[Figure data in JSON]
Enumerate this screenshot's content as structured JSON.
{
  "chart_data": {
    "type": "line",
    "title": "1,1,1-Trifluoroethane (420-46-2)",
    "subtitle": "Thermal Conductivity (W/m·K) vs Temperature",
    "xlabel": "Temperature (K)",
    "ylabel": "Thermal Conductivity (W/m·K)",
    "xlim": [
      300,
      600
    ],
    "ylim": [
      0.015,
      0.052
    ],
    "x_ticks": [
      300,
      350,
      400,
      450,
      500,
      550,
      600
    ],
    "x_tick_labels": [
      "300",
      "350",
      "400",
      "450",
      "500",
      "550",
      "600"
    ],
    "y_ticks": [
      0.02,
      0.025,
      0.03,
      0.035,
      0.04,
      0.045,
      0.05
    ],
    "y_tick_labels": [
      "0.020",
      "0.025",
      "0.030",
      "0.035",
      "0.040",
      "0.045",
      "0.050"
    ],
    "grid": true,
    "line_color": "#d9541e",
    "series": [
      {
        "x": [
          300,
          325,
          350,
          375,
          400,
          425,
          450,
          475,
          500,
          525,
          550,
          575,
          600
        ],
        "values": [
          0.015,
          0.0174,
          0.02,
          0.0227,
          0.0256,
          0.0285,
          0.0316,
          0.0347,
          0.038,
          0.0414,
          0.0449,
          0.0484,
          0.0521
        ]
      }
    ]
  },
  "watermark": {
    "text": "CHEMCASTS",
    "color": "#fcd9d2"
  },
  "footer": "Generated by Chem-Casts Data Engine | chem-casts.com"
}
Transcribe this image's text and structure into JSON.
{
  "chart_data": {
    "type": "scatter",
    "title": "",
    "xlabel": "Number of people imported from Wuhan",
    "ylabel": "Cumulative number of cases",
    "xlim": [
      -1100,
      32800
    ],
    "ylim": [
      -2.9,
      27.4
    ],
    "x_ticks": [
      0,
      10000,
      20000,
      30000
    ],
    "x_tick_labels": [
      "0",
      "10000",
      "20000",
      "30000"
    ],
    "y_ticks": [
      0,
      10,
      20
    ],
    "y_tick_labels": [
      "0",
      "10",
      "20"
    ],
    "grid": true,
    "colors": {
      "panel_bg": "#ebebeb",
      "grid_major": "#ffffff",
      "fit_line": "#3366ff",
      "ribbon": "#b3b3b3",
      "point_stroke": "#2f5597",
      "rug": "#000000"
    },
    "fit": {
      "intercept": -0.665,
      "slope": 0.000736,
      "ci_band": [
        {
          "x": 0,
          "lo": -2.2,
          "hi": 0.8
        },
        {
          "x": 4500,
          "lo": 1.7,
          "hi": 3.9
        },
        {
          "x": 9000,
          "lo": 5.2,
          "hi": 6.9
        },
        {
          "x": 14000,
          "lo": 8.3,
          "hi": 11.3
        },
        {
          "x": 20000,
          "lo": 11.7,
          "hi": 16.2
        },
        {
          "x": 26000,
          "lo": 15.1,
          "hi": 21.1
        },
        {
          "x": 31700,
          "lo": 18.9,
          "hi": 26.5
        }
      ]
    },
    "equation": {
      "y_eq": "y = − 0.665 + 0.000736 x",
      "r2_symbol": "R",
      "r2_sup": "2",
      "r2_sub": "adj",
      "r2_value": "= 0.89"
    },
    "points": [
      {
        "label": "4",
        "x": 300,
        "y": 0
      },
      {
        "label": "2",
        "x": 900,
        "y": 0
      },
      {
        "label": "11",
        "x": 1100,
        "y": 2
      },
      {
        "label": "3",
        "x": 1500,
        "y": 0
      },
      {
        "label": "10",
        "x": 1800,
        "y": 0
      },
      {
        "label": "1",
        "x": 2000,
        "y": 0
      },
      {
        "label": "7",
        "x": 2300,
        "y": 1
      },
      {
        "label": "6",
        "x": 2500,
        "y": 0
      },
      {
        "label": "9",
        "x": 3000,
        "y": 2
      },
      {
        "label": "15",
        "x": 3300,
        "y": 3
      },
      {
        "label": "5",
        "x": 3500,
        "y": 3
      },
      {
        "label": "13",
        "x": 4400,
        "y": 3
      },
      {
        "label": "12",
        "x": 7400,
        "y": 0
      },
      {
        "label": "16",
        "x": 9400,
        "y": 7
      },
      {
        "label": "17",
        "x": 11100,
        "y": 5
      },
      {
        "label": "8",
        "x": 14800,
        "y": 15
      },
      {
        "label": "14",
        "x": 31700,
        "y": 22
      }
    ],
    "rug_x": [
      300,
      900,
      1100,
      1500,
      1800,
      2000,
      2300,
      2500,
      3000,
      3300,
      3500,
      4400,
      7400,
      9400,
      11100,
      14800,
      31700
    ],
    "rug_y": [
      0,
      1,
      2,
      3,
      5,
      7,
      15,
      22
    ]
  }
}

_SET EXERCISE_
For the listing above, identify each line bearing "text".

_SOLUTION FOR THIS PROBLEM_
    "text": "CHEMCASTS",
Transcribe this image's text and structure into JSON.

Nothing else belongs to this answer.